• Directions for this task: Going through the material below, please gather all lines with the word "green" in them.

• Exercise inputs:
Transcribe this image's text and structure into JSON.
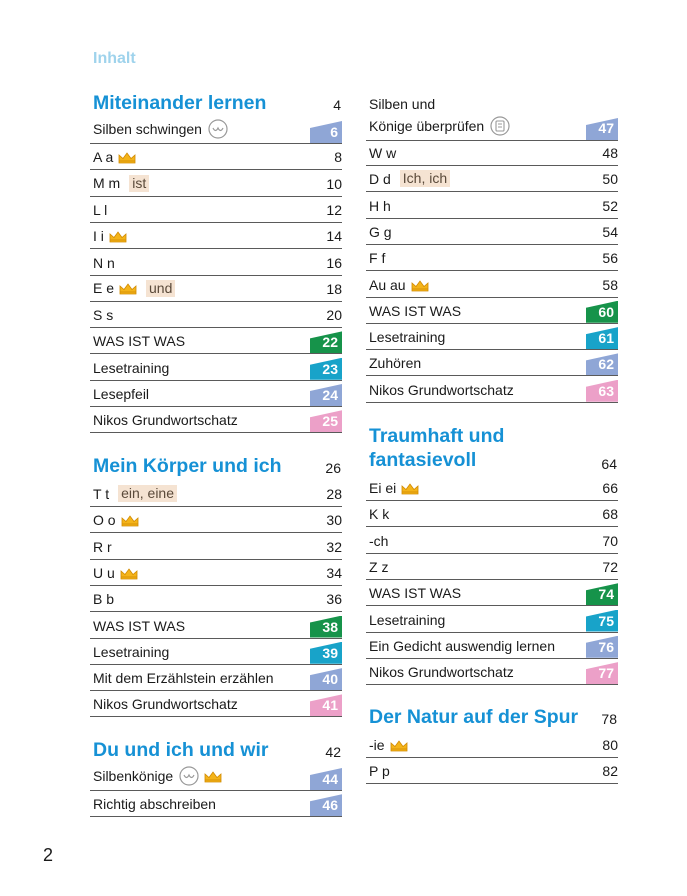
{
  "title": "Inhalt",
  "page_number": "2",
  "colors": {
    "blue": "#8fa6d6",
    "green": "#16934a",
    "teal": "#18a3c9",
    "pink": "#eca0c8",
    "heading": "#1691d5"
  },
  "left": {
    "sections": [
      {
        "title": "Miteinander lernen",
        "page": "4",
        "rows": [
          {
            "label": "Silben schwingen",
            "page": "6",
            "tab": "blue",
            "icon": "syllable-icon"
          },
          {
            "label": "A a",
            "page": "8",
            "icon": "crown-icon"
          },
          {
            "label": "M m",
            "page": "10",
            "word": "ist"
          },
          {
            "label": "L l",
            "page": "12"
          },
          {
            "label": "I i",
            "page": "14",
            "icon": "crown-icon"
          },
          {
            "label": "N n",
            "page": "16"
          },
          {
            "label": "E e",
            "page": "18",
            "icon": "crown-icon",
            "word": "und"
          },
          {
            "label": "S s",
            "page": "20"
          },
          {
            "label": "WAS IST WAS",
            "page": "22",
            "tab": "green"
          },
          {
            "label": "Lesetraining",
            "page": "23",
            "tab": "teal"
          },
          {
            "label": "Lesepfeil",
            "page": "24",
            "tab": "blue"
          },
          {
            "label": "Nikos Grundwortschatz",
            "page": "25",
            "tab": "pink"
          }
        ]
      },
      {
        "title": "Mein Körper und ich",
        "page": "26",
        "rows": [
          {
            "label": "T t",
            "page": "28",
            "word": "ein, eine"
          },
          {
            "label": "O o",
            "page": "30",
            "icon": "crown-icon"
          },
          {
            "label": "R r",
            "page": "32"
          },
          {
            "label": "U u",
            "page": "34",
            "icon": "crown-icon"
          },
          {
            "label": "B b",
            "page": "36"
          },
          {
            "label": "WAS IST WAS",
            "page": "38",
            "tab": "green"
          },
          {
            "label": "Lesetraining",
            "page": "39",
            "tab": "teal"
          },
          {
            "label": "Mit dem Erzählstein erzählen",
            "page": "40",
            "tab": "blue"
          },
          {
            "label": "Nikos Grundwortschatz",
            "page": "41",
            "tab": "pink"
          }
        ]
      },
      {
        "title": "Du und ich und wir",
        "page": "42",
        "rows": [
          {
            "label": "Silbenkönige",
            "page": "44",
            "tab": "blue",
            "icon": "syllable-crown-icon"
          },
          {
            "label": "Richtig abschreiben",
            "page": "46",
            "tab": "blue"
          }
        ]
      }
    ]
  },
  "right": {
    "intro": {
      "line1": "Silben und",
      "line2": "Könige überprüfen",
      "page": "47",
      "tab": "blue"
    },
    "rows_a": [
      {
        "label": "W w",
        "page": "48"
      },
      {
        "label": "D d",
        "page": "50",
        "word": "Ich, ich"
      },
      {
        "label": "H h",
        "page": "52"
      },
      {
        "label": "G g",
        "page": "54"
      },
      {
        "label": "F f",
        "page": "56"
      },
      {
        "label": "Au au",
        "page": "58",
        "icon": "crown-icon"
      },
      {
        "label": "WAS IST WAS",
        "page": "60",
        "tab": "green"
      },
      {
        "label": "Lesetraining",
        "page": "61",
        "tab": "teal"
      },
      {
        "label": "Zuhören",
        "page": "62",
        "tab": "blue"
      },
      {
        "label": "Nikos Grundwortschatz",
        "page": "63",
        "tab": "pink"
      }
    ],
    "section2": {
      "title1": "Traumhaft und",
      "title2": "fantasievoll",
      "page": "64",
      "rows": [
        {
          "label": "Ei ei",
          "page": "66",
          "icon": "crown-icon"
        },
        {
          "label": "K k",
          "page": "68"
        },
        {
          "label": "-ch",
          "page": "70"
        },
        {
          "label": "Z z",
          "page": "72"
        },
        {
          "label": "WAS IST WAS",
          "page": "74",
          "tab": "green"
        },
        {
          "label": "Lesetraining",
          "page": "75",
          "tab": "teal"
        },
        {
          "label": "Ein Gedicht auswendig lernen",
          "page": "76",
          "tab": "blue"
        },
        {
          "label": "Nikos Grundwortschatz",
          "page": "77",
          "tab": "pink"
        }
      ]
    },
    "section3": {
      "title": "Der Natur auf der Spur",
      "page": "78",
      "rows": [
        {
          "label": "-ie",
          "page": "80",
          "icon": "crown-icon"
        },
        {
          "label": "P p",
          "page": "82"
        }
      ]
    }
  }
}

• Result below:
    "green": "#16934a",
            "tab": "green"
            "tab": "green"
        "tab": "green"
          "tab": "green"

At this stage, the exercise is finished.